■ **Brief**:
Write out the full set of records exactly. Any pictures in them do not belong in the copy.

Extracts from a graphics dataset

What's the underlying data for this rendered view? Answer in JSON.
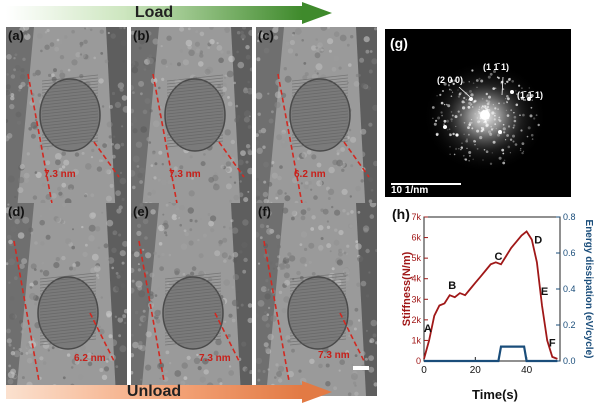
{
  "arrows": {
    "load": "Load",
    "unload": "Unload"
  },
  "panels": [
    {
      "label": "(a)",
      "measure": "7.3 nm"
    },
    {
      "label": "(b)",
      "measure": "7.3 nm"
    },
    {
      "label": "(c)",
      "measure": "6.2 nm"
    },
    {
      "label": "(d)",
      "measure": "6.2 nm"
    },
    {
      "label": "(e)",
      "measure": "7.3 nm"
    },
    {
      "label": "(f)",
      "measure": "7.3 nm"
    }
  ],
  "fft": {
    "label": "(g)",
    "scale_bar": "10 1/nm",
    "spots": [
      "(2 0 0)",
      "(1 1̄ 1)",
      "(1̄ 1̄ 1)"
    ]
  },
  "chart_label": "(h)",
  "chart_data": {
    "type": "line",
    "xlabel": "Time(s)",
    "ylabel_left": "Stiffness(N/m)",
    "ylabel_right": "Energy dissipation (eV/cycle)",
    "xlim": [
      0,
      53
    ],
    "ylim_left": [
      0,
      7000
    ],
    "ylim_right": [
      0,
      0.8
    ],
    "xticks": [
      0,
      20,
      40
    ],
    "yticks_left": [
      "0",
      "1k",
      "2k",
      "3k",
      "4k",
      "5k",
      "6k",
      "7k"
    ],
    "yticks_right": [
      "0.0",
      "0.2",
      "0.4",
      "0.6",
      "0.8"
    ],
    "series": [
      {
        "axis": "left",
        "color": "#a01818",
        "x": [
          0,
          2,
          4,
          6,
          8,
          10,
          12,
          14,
          16,
          18,
          20,
          22,
          24,
          26,
          28,
          30,
          32,
          34,
          36,
          38,
          40,
          42,
          44,
          46,
          48,
          50,
          52
        ],
        "y": [
          100,
          1000,
          2200,
          2700,
          2800,
          3200,
          3100,
          3300,
          3200,
          3500,
          3800,
          4100,
          4400,
          4700,
          4800,
          4700,
          5100,
          5500,
          5800,
          6100,
          6300,
          5900,
          4800,
          2700,
          1000,
          200,
          100
        ]
      },
      {
        "axis": "right",
        "color": "#1a4d7a",
        "x": [
          0,
          29,
          30,
          39,
          40,
          52
        ],
        "y": [
          0.0,
          0.0,
          0.08,
          0.08,
          0.0,
          0.0
        ]
      }
    ],
    "annotations": [
      {
        "text": "A",
        "x": 1.5,
        "y": 1400
      },
      {
        "text": "B",
        "x": 11,
        "y": 3500
      },
      {
        "text": "C",
        "x": 29,
        "y": 4900
      },
      {
        "text": "D",
        "x": 44.5,
        "y": 5700
      },
      {
        "text": "E",
        "x": 47,
        "y": 3200
      },
      {
        "text": "F",
        "x": 50,
        "y": 700
      }
    ]
  }
}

■ **Response to this task**:
What's the underlying data for this rendered view? Answer in JSON.
{
  "arrows": {
    "load": "Load",
    "unload": "Unload"
  },
  "panels": [
    {
      "label": "(a)",
      "measure": "7.3 nm"
    },
    {
      "label": "(b)",
      "measure": "7.3 nm"
    },
    {
      "label": "(c)",
      "measure": "6.2 nm"
    },
    {
      "label": "(d)",
      "measure": "6.2 nm"
    },
    {
      "label": "(e)",
      "measure": "7.3 nm"
    },
    {
      "label": "(f)",
      "measure": "7.3 nm"
    }
  ],
  "fft": {
    "label": "(g)",
    "scale_bar": "10 1/nm",
    "spots": [
      "(2 0 0)",
      "(1 1̄ 1)",
      "(1̄ 1̄ 1)"
    ]
  },
  "chart_label": "(h)",
  "chart_data": {
    "type": "line",
    "xlabel": "Time(s)",
    "ylabel_left": "Stiffness(N/m)",
    "ylabel_right": "Energy dissipation (eV/cycle)",
    "xlim": [
      0,
      53
    ],
    "ylim_left": [
      0,
      7000
    ],
    "ylim_right": [
      0,
      0.8
    ],
    "xticks": [
      0,
      20,
      40
    ],
    "yticks_left": [
      "0",
      "1k",
      "2k",
      "3k",
      "4k",
      "5k",
      "6k",
      "7k"
    ],
    "yticks_right": [
      "0.0",
      "0.2",
      "0.4",
      "0.6",
      "0.8"
    ],
    "series": [
      {
        "axis": "left",
        "color": "#a01818",
        "x": [
          0,
          2,
          4,
          6,
          8,
          10,
          12,
          14,
          16,
          18,
          20,
          22,
          24,
          26,
          28,
          30,
          32,
          34,
          36,
          38,
          40,
          42,
          44,
          46,
          48,
          50,
          52
        ],
        "y": [
          100,
          1000,
          2200,
          2700,
          2800,
          3200,
          3100,
          3300,
          3200,
          3500,
          3800,
          4100,
          4400,
          4700,
          4800,
          4700,
          5100,
          5500,
          5800,
          6100,
          6300,
          5900,
          4800,
          2700,
          1000,
          200,
          100
        ]
      },
      {
        "axis": "right",
        "color": "#1a4d7a",
        "x": [
          0,
          29,
          30,
          39,
          40,
          52
        ],
        "y": [
          0.0,
          0.0,
          0.08,
          0.08,
          0.0,
          0.0
        ]
      }
    ],
    "annotations": [
      {
        "text": "A",
        "x": 1.5,
        "y": 1400
      },
      {
        "text": "B",
        "x": 11,
        "y": 3500
      },
      {
        "text": "C",
        "x": 29,
        "y": 4900
      },
      {
        "text": "D",
        "x": 44.5,
        "y": 5700
      },
      {
        "text": "E",
        "x": 47,
        "y": 3200
      },
      {
        "text": "F",
        "x": 50,
        "y": 700
      }
    ]
  }
}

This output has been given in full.